--- Exercise materials ---

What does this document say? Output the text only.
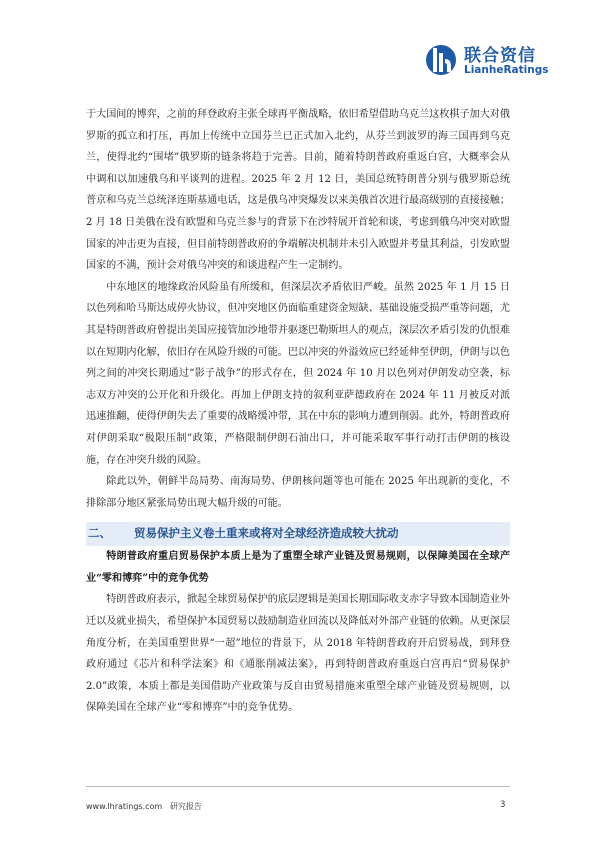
联合资信
LianheRatings

于大国间的博弈，之前的拜登政府主张全球再平衡战略，依旧希望借助乌克兰这枚棋子加大对俄罗斯的孤立和打压，再加上传统中立国芬兰已正式加入北约，从芬兰到波罗的海三国再到乌克兰，使得北约“围堵”俄罗斯的链条将趋于完善。目前，随着特朗普政府重返白宫，大概率会从中调和以加速俄乌和平谈判的进程。2025 年 2 月 12 日，美国总统特朗普分别与俄罗斯总统普京和乌克兰总统泽连斯基通电话，这是俄乌冲突爆发以来美俄首次进行最高级别的直接接触；2 月 18 日美俄在没有欧盟和乌克兰参与的背景下在沙特展开首轮和谈，考虑到俄乌冲突对欧盟国家的冲击更为直接，但目前特朗普政府的争端解决机制并未引入欧盟并考量其利益，引发欧盟国家的不满，预计会对俄乌冲突的和谈进程产生一定制约。

中东地区的地缘政治风险虽有所缓和，但深层次矛盾依旧严峻。虽然 2025 年 1 月 15 日以色列和哈马斯达成停火协议，但冲突地区仍面临重建资金短缺、基础设施受损严重等问题，尤其是特朗普政府曾提出美国应接管加沙地带并驱逐巴勒斯坦人的观点，深层次矛盾引发的仇恨难以在短期内化解，依旧存在风险升级的可能。巴以冲突的外溢效应已经延伸至伊朗，伊朗与以色列之间的冲突长期通过“影子战争”的形式存在，但 2024 年 10 月以色列对伊朗发动空袭，标志双方冲突的公开化和升级化。再加上伊朗支持的叙利亚萨德政府在 2024 年 11 月被反对派迅速推翻，使得伊朗失去了重要的战略缓冲带，其在中东的影响力遭到削弱。此外，特朗普政府对伊朗采取“极限压制”政策，严格限制伊朗石油出口，并可能采取军事行动打击伊朗的核设施，存在冲突升级的风险。

除此以外，朝鲜半岛局势、南海局势、伊朗核问题等也可能在 2025 年出现新的变化，不排除部分地区紧张局势出现大幅升级的可能。

二、	贸易保护主义卷土重来或将对全球经济造成较大扰动

特朗普政府重启贸易保护本质上是为了重塑全球产业链及贸易规则，以保障美国在全球产业“零和博弈”中的竞争优势

特朗普政府表示，掀起全球贸易保护的底层逻辑是美国长期国际收支赤字导致本国制造业外迁以及就业损失，希望保护本国贸易以鼓励制造业回流以及降低对外部产业链的依赖。从更深层角度分析，在美国重塑世界“一超”地位的背景下，从 2018 年特朗普政府开启贸易战，到拜登政府通过《芯片和科学法案》和《通胀削减法案》，再到特朗普政府重返白宫再启“贸易保护 2.0”政策，本质上都是美国借助产业政策与反自由贸易措施来重塑全球产业链及贸易规则，以保障美国在全球产业“零和博弈”中的竞争优势。

www.lhratings.com 研究报告	3
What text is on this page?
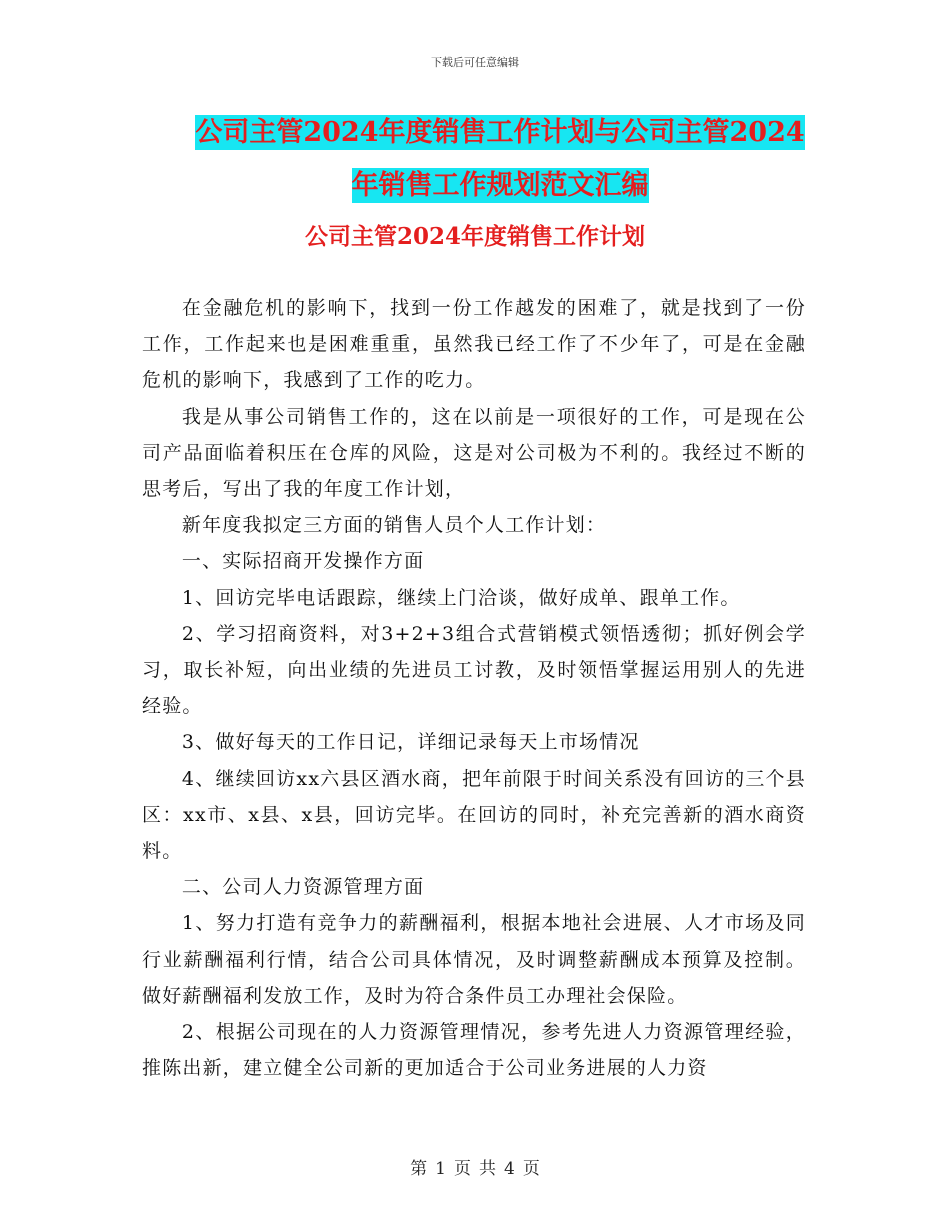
下载后可任意编辑
公司主管2024年度销售工作计划与公司主管2024年销售工作规划范文汇编
公司主管2024年度销售工作计划

在金融危机的影响下，找到一份工作越发的困难了，就是找到了一份工作，工作起来也是困难重重，虽然我已经工作了不少年了，可是在金融危机的影响下，我感到了工作的吃力。

我是从事公司销售工作的，这在以前是一项很好的工作，可是现在公司产品面临着积压在仓库的风险，这是对公司极为不利的。我经过不断的思考后，写出了我的年度工作计划，

新年度我拟定三方面的销售人员个人工作计划：

一、实际招商开发操作方面

1、回访完毕电话跟踪，继续上门洽谈，做好成单、跟单工作。

2、学习招商资料，对3+2+3组合式营销模式领悟透彻；抓好例会学习，取长补短，向出业绩的先进员工讨教，及时领悟掌握运用别人的先进经验。

3、做好每天的工作日记，详细记录每天上市场情况

4、继续回访xx六县区酒水商，把年前限于时间关系没有回访的三个县区：xx市、x县、x县，回访完毕。在回访的同时，补充完善新的酒水商资料。

二、公司人力资源管理方面

1、努力打造有竞争力的薪酬福利，根据本地社会进展、人才市场及同行业薪酬福利行情，结合公司具体情况，及时调整薪酬成本预算及控制。做好薪酬福利发放工作，及时为符合条件员工办理社会保险。

2、根据公司现在的人力资源管理情况，参考先进人力资源管理经验，推陈出新，建立健全公司新的更加适合于公司业务进展的人力资

第 1 页 共 4 页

---

◆ **Required work**: Repeat each record exactly as shown above, dropping all images.

◆ **Answer in full**:
What does this document say? Output the text only.
联合资信
LianheRatings

于大国间的博弈，之前的拜登政府主张全球再平衡战略，依旧希望借助乌克兰这枚棋子加大对俄罗斯的孤立和打压，再加上传统中立国芬兰已正式加入北约，从芬兰到波罗的海三国再到乌克兰，使得北约“围堵”俄罗斯的链条将趋于完善。目前，随着特朗普政府重返白宫，大概率会从中调和以加速俄乌和平谈判的进程。2025 年 2 月 12 日，美国总统特朗普分别与俄罗斯总统普京和乌克兰总统泽连斯基通电话，这是俄乌冲突爆发以来美俄首次进行最高级别的直接接触；2 月 18 日美俄在没有欧盟和乌克兰参与的背景下在沙特展开首轮和谈，考虑到俄乌冲突对欧盟国家的冲击更为直接，但目前特朗普政府的争端解决机制并未引入欧盟并考量其利益，引发欧盟国家的不满，预计会对俄乌冲突的和谈进程产生一定制约。

中东地区的地缘政治风险虽有所缓和，但深层次矛盾依旧严峻。虽然 2025 年 1 月 15 日以色列和哈马斯达成停火协议，但冲突地区仍面临重建资金短缺、基础设施受损严重等问题，尤其是特朗普政府曾提出美国应接管加沙地带并驱逐巴勒斯坦人的观点，深层次矛盾引发的仇恨难以在短期内化解，依旧存在风险升级的可能。巴以冲突的外溢效应已经延伸至伊朗，伊朗与以色列之间的冲突长期通过“影子战争”的形式存在，但 2024 年 10 月以色列对伊朗发动空袭，标志双方冲突的公开化和升级化。再加上伊朗支持的叙利亚萨德政府在 2024 年 11 月被反对派迅速推翻，使得伊朗失去了重要的战略缓冲带，其在中东的影响力遭到削弱。此外，特朗普政府对伊朗采取“极限压制”政策，严格限制伊朗石油出口，并可能采取军事行动打击伊朗的核设施，存在冲突升级的风险。

除此以外，朝鲜半岛局势、南海局势、伊朗核问题等也可能在 2025 年出现新的变化，不排除部分地区紧张局势出现大幅升级的可能。

二、	贸易保护主义卷土重来或将对全球经济造成较大扰动

特朗普政府重启贸易保护本质上是为了重塑全球产业链及贸易规则，以保障美国在全球产业“零和博弈”中的竞争优势

特朗普政府表示，掀起全球贸易保护的底层逻辑是美国长期国际收支赤字导致本国制造业外迁以及就业损失，希望保护本国贸易以鼓励制造业回流以及降低对外部产业链的依赖。从更深层角度分析，在美国重塑世界“一超”地位的背景下，从 2018 年特朗普政府开启贸易战，到拜登政府通过《芯片和科学法案》和《通胀削减法案》，再到特朗普政府重返白宫再启“贸易保护 2.0”政策，本质上都是美国借助产业政策与反自由贸易措施来重塑全球产业链及贸易规则，以保障美国在全球产业“零和博弈”中的竞争优势。

www.lhratings.com 研究报告	3
What text is on this page?
下载后可任意编辑
公司主管2024年度销售工作计划与公司主管2024年销售工作规划范文汇编
公司主管2024年度销售工作计划

在金融危机的影响下，找到一份工作越发的困难了，就是找到了一份工作，工作起来也是困难重重，虽然我已经工作了不少年了，可是在金融危机的影响下，我感到了工作的吃力。

我是从事公司销售工作的，这在以前是一项很好的工作，可是现在公司产品面临着积压在仓库的风险，这是对公司极为不利的。我经过不断的思考后，写出了我的年度工作计划，

新年度我拟定三方面的销售人员个人工作计划：

一、实际招商开发操作方面

1、回访完毕电话跟踪，继续上门洽谈，做好成单、跟单工作。

2、学习招商资料，对3+2+3组合式营销模式领悟透彻；抓好例会学习，取长补短，向出业绩的先进员工讨教，及时领悟掌握运用别人的先进经验。

3、做好每天的工作日记，详细记录每天上市场情况

4、继续回访xx六县区酒水商，把年前限于时间关系没有回访的三个县区：xx市、x县、x县，回访完毕。在回访的同时，补充完善新的酒水商资料。

二、公司人力资源管理方面

1、努力打造有竞争力的薪酬福利，根据本地社会进展、人才市场及同行业薪酬福利行情，结合公司具体情况，及时调整薪酬成本预算及控制。做好薪酬福利发放工作，及时为符合条件员工办理社会保险。

2、根据公司现在的人力资源管理情况，参考先进人力资源管理经验，推陈出新，建立健全公司新的更加适合于公司业务进展的人力资

第 1 页 共 4 页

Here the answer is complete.